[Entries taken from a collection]

┏━━

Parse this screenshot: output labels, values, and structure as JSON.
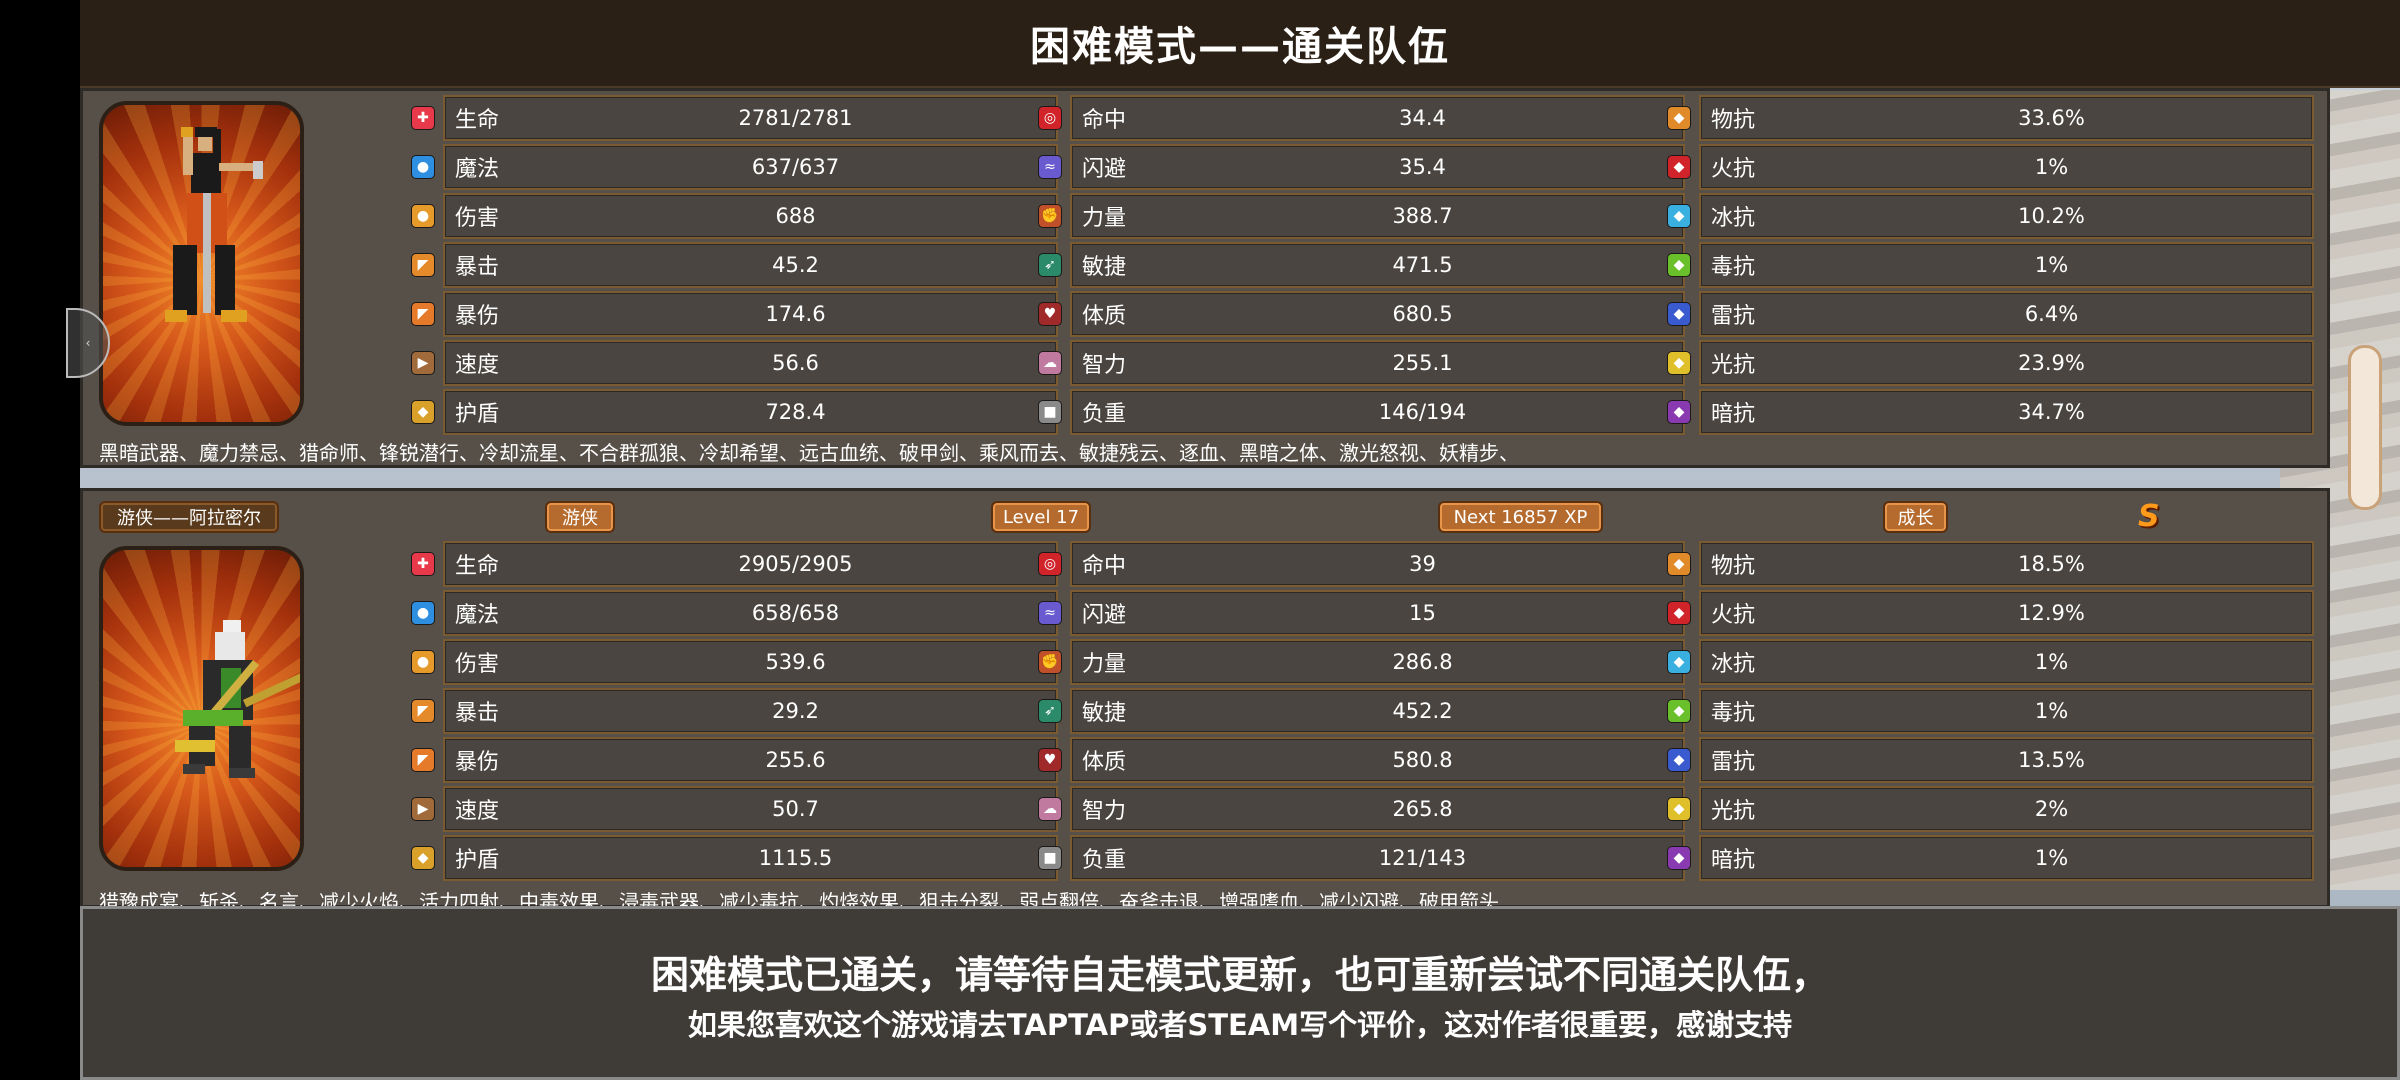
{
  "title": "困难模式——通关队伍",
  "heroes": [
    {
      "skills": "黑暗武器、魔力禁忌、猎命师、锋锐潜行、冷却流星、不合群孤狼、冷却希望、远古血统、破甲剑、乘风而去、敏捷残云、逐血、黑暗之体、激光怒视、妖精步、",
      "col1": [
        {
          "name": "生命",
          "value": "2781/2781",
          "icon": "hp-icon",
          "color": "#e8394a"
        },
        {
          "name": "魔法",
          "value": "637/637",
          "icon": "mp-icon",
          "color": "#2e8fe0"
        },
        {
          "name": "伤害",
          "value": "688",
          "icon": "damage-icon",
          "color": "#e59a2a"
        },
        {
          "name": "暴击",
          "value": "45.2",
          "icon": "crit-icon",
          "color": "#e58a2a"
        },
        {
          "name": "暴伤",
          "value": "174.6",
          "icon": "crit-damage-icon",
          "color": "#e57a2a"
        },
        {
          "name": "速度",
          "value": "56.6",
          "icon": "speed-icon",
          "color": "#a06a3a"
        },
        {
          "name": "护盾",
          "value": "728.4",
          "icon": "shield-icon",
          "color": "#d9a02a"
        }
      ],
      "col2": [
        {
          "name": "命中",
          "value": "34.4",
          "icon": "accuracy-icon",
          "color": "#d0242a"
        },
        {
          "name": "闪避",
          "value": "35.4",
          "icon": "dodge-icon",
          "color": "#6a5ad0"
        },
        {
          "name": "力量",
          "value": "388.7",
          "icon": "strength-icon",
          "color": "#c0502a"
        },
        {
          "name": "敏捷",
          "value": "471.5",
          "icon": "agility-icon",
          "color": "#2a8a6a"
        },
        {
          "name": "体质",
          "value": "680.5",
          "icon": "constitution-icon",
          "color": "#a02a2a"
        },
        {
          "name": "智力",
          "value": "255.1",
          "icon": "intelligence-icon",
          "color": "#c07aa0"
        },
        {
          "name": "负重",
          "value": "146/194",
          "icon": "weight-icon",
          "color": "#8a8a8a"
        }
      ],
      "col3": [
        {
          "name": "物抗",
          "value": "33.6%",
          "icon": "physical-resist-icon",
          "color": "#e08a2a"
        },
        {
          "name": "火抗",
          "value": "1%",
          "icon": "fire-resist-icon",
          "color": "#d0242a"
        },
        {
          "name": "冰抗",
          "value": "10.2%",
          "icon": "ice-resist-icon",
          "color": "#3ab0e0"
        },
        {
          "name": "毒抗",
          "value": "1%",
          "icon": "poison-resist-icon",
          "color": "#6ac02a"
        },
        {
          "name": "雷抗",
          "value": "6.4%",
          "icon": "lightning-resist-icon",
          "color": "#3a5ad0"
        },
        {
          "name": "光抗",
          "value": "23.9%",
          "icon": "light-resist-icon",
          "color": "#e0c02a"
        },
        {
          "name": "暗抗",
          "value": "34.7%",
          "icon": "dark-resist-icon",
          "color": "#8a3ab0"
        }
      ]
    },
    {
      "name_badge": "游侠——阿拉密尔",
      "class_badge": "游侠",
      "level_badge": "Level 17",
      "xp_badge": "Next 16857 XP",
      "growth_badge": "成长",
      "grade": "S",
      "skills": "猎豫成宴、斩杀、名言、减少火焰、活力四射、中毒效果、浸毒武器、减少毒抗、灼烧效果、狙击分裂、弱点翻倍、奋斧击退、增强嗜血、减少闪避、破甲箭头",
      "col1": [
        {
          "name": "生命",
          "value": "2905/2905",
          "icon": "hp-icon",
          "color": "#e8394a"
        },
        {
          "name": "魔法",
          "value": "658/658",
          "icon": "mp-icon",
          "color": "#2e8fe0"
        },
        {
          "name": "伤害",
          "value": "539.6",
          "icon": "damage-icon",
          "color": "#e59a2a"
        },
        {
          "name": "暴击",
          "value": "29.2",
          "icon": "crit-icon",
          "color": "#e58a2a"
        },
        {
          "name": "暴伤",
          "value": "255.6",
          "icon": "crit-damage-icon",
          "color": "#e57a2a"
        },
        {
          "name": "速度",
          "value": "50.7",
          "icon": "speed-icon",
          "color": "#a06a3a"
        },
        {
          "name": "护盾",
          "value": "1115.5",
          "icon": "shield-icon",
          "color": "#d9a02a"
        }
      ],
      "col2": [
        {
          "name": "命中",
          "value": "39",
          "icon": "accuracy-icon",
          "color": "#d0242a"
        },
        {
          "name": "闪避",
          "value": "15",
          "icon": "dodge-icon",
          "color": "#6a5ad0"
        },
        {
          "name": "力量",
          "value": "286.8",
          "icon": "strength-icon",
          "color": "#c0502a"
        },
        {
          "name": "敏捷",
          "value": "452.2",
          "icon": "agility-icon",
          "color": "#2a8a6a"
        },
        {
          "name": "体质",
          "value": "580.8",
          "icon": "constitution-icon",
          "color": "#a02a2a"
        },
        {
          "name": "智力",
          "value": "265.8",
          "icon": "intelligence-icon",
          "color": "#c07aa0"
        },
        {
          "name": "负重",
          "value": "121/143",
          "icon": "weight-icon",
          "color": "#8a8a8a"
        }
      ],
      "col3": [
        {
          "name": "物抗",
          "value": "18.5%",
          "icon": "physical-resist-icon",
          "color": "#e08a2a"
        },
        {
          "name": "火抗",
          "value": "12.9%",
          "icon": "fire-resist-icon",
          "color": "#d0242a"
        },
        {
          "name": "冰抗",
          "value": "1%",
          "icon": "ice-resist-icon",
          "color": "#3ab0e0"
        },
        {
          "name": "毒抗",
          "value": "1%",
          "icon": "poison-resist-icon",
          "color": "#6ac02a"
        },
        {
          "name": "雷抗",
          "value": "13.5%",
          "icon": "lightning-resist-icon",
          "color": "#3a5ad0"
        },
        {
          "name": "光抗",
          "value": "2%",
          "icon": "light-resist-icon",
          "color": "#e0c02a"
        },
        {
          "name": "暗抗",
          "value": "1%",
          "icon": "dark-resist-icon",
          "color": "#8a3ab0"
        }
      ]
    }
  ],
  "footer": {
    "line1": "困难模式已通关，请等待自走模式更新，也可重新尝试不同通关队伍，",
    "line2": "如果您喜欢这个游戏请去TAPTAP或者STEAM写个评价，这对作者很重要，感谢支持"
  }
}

┗━━
┏━━

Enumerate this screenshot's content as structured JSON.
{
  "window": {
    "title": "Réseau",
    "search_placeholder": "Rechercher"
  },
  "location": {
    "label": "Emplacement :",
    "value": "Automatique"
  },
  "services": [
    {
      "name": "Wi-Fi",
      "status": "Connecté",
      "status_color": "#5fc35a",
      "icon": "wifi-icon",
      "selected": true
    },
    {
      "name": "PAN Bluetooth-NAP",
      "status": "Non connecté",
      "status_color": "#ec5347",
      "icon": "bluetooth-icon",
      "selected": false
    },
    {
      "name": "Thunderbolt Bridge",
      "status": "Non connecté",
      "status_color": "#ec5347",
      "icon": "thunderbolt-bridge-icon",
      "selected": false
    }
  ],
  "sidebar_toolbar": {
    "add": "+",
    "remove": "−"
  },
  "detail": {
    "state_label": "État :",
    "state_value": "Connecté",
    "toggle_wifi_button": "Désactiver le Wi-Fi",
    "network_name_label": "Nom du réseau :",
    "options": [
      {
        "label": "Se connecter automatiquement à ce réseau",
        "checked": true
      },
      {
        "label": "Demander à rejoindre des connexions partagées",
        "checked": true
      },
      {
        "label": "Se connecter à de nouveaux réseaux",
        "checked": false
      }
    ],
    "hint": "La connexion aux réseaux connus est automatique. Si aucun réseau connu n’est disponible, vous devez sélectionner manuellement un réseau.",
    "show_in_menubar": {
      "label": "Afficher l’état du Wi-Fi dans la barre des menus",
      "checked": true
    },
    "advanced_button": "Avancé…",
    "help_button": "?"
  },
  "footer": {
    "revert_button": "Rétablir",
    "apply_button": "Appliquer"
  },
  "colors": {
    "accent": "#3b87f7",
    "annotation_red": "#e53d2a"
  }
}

┗━━
┏━━

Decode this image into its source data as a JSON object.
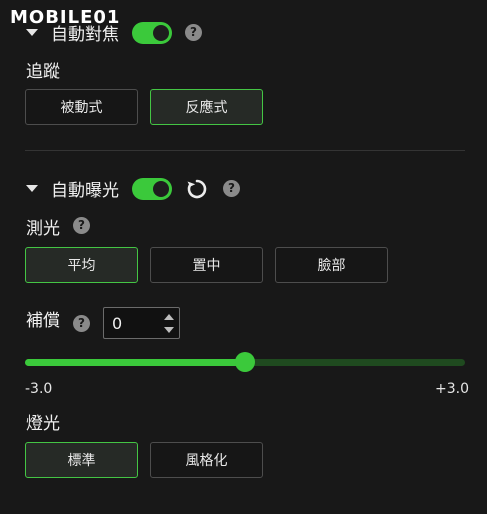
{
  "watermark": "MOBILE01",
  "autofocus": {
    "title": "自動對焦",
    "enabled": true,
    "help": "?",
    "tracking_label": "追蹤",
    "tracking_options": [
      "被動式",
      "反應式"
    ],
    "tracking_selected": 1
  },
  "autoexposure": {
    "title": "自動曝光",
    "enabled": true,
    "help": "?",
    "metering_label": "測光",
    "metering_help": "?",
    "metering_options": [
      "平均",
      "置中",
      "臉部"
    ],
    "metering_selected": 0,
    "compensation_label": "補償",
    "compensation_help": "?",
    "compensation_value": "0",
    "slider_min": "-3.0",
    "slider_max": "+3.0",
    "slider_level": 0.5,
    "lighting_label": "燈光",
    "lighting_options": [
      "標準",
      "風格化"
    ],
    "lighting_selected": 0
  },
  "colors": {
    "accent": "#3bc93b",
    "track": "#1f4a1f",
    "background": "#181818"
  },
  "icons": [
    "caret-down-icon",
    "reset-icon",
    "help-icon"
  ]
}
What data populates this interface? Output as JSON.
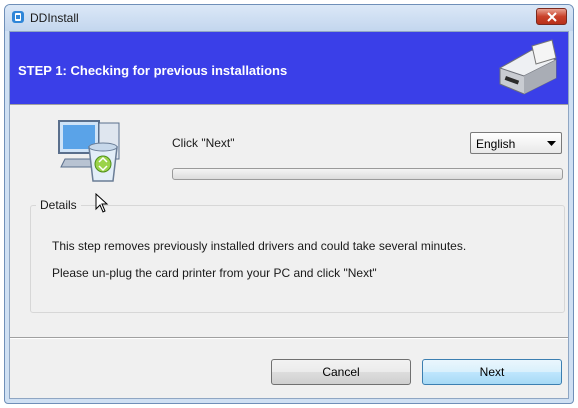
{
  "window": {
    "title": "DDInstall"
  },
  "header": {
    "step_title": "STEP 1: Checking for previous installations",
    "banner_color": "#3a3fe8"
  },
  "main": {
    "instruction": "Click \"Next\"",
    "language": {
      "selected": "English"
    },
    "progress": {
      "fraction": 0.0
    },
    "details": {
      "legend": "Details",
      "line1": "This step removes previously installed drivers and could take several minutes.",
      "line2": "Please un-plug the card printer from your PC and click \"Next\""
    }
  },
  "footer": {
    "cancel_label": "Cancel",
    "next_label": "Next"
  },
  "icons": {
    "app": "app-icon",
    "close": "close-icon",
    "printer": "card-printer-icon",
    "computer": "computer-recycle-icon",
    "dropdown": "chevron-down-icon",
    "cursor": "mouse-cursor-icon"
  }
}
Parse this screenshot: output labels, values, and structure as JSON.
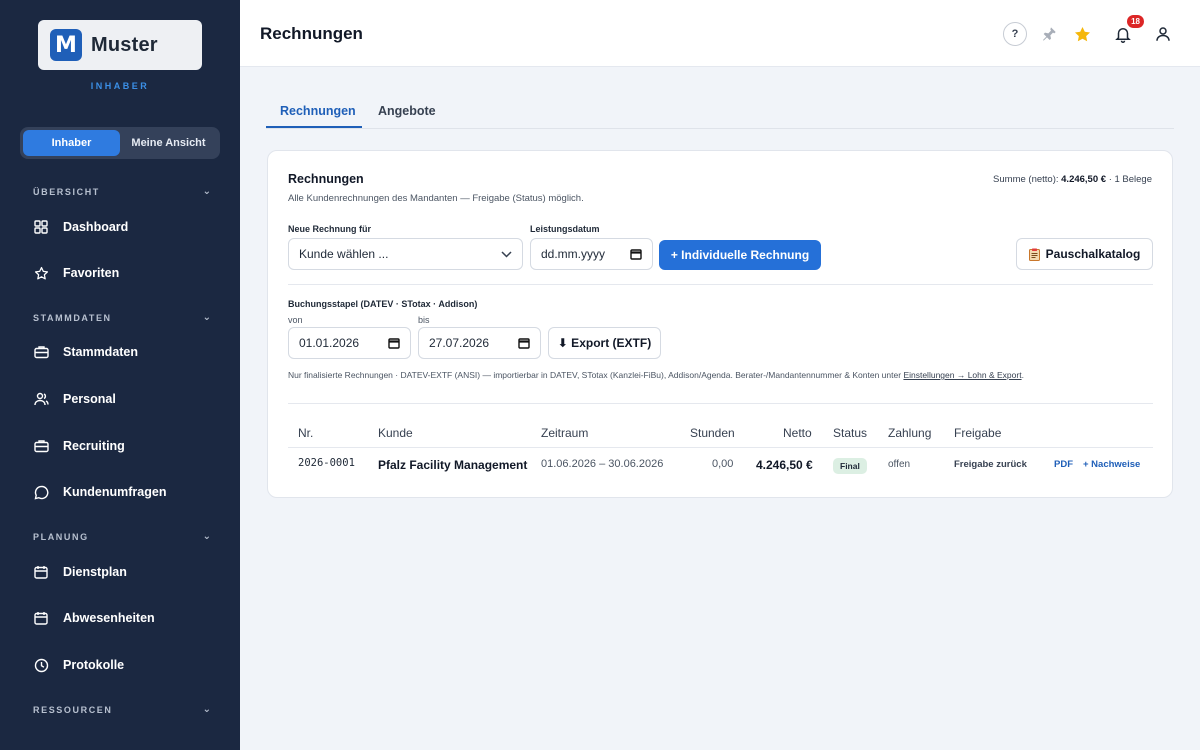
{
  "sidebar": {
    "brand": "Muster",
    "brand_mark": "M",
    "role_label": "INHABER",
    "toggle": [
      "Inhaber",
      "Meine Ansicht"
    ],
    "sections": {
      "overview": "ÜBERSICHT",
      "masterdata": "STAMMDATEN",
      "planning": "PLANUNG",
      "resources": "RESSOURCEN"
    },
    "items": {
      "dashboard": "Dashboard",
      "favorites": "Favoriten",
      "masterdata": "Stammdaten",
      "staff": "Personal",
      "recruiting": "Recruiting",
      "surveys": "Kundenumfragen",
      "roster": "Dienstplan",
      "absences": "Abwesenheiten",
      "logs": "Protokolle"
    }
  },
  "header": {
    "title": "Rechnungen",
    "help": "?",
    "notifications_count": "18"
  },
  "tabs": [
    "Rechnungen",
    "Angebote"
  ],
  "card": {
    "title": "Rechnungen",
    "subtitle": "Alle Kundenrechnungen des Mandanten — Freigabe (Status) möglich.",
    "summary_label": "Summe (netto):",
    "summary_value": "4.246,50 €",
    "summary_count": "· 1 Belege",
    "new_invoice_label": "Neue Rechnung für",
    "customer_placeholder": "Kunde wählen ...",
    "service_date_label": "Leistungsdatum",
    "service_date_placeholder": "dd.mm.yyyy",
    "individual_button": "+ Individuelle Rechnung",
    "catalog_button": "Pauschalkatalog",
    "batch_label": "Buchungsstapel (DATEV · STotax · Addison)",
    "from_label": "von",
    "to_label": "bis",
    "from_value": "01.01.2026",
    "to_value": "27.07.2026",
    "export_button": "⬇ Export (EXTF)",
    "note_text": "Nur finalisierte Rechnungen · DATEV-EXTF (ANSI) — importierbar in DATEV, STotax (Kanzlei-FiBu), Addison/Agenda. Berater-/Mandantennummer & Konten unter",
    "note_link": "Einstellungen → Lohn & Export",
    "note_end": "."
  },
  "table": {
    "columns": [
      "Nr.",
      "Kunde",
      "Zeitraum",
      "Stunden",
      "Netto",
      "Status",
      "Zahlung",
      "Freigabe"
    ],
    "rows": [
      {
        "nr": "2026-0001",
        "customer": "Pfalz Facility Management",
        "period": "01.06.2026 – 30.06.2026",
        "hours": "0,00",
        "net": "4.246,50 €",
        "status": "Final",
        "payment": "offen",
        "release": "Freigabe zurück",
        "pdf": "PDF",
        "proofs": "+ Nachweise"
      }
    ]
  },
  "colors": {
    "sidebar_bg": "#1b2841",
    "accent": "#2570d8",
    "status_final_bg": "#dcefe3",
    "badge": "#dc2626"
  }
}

┗━━

In the material above, show every line where the word "EXTF" turns up.

    "export_button": "⬇ Export (EXTF)",
    "note_text": "Nur finalisierte Rechnungen · DATEV-EXTF (ANSI) — importierbar in DATEV, STotax (Kanzlei-FiBu), Addison/Agenda. Berater-/Mandantennummer & Konten unter",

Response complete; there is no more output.